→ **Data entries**
━━━━━━

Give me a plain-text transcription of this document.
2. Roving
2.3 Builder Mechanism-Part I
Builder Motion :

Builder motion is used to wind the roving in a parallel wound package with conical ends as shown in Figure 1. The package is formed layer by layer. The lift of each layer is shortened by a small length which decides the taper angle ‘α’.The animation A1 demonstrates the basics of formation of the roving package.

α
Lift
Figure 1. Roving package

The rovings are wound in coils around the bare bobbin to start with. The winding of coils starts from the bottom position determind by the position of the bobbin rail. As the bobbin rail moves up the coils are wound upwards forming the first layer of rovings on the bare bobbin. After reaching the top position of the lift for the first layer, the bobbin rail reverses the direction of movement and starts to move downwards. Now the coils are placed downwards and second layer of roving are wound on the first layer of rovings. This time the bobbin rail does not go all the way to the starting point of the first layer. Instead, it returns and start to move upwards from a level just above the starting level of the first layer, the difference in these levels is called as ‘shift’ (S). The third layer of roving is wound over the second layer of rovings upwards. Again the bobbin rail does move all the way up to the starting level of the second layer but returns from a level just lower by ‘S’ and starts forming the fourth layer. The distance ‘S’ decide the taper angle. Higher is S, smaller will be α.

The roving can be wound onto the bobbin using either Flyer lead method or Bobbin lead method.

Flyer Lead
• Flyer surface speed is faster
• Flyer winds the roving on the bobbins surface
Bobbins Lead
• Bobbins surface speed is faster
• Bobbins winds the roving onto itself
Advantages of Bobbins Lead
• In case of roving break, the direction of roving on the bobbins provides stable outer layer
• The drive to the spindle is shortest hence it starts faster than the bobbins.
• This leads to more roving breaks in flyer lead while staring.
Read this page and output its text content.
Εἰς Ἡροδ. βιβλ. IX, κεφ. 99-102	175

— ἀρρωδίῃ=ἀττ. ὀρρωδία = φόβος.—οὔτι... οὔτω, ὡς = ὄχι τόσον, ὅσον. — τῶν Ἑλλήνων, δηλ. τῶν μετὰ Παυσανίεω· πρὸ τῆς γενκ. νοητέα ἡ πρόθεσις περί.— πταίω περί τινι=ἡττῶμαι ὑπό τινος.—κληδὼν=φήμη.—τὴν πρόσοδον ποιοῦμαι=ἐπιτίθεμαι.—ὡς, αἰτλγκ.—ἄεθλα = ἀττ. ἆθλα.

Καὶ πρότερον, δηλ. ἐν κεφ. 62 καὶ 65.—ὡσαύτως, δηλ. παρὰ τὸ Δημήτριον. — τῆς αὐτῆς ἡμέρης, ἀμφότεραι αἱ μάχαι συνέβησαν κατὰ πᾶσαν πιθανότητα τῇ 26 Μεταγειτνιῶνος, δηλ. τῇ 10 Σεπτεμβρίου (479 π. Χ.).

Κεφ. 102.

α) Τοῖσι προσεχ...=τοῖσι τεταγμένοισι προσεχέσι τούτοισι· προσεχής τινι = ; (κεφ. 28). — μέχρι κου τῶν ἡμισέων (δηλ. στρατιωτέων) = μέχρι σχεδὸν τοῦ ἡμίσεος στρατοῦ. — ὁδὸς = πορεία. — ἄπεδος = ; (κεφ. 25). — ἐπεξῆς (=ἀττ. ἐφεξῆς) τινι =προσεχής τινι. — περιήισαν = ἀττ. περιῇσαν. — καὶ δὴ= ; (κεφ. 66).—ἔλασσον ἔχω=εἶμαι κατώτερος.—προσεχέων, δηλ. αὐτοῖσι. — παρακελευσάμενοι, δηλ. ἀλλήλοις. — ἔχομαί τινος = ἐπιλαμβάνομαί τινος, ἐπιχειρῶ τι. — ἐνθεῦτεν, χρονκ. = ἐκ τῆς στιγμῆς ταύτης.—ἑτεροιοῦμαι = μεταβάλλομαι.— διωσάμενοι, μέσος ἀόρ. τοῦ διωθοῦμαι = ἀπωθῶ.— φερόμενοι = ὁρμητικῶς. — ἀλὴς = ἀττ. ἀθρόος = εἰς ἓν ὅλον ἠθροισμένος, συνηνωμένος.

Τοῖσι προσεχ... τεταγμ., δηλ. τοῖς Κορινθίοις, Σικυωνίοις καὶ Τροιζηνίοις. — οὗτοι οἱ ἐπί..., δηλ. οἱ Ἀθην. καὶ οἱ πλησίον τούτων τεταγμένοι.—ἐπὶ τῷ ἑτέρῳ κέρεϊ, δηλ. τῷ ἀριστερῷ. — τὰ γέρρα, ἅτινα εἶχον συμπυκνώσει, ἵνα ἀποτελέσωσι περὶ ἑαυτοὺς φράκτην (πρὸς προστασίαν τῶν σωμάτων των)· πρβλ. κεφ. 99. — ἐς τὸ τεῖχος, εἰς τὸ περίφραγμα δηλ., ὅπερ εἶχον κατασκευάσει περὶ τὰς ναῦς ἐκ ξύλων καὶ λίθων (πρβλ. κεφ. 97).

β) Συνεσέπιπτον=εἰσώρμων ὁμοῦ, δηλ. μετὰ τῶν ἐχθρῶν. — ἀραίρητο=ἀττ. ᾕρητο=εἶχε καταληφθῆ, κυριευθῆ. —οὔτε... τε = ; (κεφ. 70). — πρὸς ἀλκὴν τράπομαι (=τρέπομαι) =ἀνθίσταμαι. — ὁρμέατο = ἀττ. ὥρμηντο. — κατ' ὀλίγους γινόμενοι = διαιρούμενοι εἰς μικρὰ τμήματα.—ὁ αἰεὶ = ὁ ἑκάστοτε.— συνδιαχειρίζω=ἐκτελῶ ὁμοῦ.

━━━━━━

→ **Task description**
Go through the records above and copy every line with the word "μετὰ".

→ **Written solution**
— ἀρρωδίῃ=ἀττ. ὀρρωδία = φόβος.—οὔτι... οὔτω, ὡς = ὄχι τόσον, ὅσον. — τῶν Ἑλλήνων, δηλ. τῶν μετὰ Παυσανίεω· πρὸ τῆς γενκ. νοητέα ἡ πρόθεσις περί.— πταίω περί τινι=ἡττῶμαι ὑπό τινος.—κληδὼν=φήμη.—τὴν πρόσοδον ποιοῦμαι=ἐπιτίθεμαι.—ὡς, αἰτλγκ.—ἄεθλα = ἀττ. ἆθλα.
β) Συνεσέπιπτον=εἰσώρμων ὁμοῦ, δηλ. μετὰ τῶν ἐχθρῶν. — ἀραίρητο=ἀττ. ᾕρητο=εἶχε καταληφθῆ, κυριευθῆ. —οὔτε... τε = ; (κεφ. 70). — πρὸς ἀλκὴν τράπομαι (=τρέπομαι) =ἀνθίσταμαι. — ὁρμέατο = ἀττ. ὥρμηντο. — κατ' ὀλίγους γινόμενοι = διαιρούμενοι εἰς μικρὰ τμήματα.—ὁ αἰεὶ = ὁ ἑκάστοτε.— συνδιαχειρίζω=ἐκτελῶ ὁμοῦ.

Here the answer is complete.